Using the material that follows, identify and copy each line with the string "structured".

• • • • • • •

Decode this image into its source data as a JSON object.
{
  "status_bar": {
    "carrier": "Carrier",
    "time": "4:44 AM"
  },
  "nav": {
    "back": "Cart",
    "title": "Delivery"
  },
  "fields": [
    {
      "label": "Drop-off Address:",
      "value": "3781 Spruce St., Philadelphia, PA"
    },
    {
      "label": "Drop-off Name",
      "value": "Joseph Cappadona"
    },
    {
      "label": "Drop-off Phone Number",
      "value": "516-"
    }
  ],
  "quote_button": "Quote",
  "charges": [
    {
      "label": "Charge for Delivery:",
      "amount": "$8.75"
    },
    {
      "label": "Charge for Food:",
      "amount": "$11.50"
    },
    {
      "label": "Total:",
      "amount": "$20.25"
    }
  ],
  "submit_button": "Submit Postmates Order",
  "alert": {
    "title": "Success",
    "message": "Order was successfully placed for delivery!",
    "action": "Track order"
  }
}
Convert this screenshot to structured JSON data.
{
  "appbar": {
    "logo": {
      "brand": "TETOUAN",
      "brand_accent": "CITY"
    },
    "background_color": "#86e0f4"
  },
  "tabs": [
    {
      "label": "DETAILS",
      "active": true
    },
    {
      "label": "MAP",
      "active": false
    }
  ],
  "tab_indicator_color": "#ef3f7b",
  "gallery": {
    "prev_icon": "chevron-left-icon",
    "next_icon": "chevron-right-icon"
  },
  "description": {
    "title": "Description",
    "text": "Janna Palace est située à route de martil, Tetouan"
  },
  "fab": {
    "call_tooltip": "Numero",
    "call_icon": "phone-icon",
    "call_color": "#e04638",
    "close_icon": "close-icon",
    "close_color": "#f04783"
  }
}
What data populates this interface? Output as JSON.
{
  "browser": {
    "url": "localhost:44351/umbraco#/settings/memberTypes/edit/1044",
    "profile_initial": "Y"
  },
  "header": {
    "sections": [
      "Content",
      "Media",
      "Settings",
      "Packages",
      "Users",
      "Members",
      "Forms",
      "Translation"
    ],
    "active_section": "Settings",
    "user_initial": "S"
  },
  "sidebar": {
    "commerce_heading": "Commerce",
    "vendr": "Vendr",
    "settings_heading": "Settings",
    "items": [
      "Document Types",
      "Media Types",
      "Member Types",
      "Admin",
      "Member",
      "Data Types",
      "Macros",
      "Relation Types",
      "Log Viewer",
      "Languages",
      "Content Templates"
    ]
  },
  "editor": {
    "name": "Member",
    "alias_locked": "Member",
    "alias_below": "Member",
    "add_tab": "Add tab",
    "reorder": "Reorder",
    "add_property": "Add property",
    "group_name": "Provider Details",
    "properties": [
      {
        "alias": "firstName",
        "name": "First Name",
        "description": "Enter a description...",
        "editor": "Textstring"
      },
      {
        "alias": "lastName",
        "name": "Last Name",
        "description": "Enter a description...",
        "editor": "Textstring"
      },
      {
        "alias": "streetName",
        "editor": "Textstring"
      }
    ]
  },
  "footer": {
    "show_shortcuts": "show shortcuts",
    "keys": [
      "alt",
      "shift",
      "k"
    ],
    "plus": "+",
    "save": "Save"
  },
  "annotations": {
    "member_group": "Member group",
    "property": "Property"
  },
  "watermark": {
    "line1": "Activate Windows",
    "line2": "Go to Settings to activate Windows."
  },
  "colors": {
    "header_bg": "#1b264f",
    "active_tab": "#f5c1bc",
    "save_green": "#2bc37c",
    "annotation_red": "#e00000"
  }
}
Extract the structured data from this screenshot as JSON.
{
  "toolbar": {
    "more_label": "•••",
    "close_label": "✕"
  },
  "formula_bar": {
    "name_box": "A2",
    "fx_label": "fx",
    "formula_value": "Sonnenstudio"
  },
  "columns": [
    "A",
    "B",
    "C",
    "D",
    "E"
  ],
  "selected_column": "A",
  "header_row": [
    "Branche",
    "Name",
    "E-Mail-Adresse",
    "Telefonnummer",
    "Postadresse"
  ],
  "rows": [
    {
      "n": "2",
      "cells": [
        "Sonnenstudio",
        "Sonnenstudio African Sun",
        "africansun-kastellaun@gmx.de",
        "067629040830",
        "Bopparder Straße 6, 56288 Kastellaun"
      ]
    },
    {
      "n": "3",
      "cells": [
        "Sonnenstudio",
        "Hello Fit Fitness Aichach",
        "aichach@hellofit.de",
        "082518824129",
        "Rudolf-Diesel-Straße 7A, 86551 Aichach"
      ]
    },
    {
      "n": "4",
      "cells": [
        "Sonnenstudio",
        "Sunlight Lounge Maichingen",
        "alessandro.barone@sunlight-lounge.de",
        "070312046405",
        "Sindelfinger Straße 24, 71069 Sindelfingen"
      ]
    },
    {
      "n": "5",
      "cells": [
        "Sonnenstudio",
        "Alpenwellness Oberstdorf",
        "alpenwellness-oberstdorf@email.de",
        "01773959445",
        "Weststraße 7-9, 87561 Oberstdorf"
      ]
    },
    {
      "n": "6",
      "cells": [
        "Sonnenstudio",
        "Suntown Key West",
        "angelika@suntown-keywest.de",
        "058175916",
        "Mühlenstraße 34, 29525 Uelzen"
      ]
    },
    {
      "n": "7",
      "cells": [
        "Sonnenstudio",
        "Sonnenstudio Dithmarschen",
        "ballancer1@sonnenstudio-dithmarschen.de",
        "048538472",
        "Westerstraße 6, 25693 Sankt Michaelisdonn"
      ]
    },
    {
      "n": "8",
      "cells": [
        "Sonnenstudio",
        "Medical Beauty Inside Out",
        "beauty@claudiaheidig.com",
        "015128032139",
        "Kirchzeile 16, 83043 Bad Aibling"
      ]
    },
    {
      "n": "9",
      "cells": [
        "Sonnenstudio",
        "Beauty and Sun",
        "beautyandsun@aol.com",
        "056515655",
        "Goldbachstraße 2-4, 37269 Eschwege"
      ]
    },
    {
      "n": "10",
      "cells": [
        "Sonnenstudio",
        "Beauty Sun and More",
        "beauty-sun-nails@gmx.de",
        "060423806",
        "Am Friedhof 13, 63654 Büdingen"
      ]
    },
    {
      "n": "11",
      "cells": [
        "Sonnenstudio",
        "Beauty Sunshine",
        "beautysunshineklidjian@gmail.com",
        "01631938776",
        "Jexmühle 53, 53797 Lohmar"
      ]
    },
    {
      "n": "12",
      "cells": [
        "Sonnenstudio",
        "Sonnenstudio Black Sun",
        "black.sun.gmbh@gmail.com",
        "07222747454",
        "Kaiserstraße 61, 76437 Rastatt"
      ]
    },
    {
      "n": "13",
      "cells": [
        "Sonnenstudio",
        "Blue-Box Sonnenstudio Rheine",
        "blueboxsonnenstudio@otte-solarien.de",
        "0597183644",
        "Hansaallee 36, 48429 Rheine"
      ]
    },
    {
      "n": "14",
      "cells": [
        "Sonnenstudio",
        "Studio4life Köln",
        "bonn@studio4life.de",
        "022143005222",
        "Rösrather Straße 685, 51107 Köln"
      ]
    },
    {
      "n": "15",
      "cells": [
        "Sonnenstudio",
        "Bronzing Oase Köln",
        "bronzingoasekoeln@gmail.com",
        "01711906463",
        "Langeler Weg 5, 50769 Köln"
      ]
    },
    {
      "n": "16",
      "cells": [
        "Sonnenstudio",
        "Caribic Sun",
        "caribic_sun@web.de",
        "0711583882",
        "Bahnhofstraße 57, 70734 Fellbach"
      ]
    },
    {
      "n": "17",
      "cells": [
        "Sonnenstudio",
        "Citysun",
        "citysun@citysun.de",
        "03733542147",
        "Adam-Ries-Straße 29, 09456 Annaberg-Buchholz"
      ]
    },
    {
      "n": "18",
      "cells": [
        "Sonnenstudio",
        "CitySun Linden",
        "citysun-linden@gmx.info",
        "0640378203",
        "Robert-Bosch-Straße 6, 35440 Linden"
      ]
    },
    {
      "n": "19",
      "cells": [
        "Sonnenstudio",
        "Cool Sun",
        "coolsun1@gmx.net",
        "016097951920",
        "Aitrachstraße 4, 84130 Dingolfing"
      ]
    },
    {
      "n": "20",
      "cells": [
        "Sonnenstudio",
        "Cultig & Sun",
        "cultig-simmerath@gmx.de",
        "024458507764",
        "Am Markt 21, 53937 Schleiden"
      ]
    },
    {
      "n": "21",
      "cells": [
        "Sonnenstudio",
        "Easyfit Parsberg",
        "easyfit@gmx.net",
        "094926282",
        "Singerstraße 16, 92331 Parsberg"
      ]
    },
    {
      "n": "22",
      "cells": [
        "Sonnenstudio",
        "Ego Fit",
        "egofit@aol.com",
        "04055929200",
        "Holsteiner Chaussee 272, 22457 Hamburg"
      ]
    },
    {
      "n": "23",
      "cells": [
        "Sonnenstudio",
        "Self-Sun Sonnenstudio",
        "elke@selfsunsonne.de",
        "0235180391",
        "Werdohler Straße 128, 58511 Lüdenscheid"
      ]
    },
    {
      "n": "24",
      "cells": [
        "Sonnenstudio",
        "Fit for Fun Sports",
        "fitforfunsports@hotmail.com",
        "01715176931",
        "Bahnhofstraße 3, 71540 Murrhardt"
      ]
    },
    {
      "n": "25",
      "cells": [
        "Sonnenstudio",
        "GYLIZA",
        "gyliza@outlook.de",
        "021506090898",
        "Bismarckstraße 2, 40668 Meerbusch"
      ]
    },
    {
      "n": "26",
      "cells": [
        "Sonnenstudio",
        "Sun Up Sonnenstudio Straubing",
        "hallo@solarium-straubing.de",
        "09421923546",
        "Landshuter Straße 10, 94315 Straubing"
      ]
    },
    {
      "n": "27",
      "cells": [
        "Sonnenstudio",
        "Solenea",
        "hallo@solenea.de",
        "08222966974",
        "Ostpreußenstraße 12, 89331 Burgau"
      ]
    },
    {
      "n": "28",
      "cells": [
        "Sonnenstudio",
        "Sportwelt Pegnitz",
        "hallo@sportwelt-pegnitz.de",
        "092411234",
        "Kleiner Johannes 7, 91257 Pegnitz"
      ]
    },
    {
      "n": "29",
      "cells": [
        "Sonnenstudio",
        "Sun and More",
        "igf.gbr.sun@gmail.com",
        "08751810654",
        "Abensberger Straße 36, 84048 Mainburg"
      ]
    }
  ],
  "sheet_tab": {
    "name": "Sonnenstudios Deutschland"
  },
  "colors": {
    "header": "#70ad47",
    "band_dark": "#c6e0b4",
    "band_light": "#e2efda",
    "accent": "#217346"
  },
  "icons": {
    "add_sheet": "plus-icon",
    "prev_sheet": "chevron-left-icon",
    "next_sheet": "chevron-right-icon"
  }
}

• • • • • • •

RIGHT ANSWER:
Convert this screenshot to structured JSON data.
Extract the structured data from this screenshot as JSON.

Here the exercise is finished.